→ Records to process

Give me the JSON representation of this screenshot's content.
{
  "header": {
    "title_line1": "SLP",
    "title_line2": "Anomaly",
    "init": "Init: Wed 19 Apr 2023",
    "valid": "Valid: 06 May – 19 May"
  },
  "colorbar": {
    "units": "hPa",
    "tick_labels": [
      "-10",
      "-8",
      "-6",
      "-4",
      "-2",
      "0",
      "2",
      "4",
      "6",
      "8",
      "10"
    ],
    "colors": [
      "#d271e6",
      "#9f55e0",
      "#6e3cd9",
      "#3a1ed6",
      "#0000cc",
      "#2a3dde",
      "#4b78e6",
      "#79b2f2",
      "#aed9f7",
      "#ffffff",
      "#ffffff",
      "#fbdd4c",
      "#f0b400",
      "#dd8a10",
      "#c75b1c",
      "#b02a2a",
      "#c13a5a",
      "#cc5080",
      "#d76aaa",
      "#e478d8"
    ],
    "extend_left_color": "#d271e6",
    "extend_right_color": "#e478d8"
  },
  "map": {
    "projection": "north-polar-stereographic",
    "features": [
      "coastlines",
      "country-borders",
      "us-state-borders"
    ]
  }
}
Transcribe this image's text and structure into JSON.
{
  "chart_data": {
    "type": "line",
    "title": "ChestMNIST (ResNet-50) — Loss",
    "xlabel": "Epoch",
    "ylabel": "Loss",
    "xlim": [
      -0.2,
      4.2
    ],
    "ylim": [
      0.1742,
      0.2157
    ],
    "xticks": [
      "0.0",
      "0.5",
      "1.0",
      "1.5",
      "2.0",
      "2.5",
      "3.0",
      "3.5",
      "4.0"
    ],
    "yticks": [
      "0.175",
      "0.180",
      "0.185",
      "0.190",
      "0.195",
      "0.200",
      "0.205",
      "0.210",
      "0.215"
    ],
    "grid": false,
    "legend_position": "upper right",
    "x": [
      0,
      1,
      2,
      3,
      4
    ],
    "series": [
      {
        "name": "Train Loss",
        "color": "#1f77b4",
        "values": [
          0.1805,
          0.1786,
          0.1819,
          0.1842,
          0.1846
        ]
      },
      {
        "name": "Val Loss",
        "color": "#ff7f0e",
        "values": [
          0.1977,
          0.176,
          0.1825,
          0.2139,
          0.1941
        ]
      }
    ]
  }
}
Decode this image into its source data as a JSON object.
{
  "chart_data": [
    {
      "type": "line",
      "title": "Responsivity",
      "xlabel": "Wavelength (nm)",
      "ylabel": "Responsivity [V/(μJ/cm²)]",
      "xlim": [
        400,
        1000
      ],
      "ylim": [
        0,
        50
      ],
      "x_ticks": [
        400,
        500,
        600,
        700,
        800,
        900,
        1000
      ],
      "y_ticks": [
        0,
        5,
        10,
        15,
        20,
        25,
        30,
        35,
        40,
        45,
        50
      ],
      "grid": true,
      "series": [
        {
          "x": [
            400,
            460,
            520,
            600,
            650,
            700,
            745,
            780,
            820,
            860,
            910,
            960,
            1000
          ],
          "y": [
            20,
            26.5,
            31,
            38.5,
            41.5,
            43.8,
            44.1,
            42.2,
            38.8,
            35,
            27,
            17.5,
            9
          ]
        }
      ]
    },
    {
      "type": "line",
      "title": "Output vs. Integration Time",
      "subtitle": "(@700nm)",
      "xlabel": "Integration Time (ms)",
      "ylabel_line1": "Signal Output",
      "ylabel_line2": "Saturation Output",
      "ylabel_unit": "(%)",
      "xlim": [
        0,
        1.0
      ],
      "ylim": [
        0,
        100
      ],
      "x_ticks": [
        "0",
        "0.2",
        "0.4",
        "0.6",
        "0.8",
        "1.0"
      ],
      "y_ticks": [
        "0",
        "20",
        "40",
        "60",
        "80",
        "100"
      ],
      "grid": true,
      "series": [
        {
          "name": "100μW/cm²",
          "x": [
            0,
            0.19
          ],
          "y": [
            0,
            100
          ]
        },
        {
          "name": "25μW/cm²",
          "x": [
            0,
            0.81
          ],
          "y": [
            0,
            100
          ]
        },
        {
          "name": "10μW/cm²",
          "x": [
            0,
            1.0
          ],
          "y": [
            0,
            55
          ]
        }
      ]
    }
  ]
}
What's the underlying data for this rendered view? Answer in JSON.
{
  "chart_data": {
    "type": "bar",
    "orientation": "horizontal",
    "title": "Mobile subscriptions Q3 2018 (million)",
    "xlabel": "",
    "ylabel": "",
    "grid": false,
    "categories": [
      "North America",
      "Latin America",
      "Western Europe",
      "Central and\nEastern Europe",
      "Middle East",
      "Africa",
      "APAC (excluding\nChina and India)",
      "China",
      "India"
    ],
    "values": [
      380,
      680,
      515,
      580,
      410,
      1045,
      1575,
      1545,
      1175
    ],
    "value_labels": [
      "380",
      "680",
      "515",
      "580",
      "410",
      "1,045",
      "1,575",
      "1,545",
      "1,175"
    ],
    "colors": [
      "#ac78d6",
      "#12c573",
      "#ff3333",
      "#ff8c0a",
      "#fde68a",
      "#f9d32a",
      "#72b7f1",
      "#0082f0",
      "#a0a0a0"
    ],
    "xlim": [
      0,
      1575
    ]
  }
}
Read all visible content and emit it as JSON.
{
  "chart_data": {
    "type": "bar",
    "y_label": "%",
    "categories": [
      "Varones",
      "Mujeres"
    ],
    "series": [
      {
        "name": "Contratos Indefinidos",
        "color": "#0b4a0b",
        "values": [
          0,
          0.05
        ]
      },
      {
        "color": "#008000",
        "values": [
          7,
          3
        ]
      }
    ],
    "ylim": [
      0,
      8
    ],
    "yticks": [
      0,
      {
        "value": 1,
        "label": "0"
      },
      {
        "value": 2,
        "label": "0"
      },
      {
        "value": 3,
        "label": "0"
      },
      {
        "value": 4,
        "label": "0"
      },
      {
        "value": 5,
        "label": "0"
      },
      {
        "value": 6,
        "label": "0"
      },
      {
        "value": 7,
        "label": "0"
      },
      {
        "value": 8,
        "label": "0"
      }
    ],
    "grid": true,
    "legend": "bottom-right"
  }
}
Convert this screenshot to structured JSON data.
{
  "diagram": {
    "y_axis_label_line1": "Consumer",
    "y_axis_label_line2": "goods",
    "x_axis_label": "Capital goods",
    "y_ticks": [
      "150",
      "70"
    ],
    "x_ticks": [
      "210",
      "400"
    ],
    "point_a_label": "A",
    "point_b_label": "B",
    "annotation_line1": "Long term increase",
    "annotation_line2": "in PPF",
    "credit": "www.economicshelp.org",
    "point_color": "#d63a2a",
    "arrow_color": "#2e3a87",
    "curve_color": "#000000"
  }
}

→ Exercise instructions
From the data above, pick out each line containing "India" and copy it.

→ Full response
      "APAC (excluding\nChina and India)",
      "India"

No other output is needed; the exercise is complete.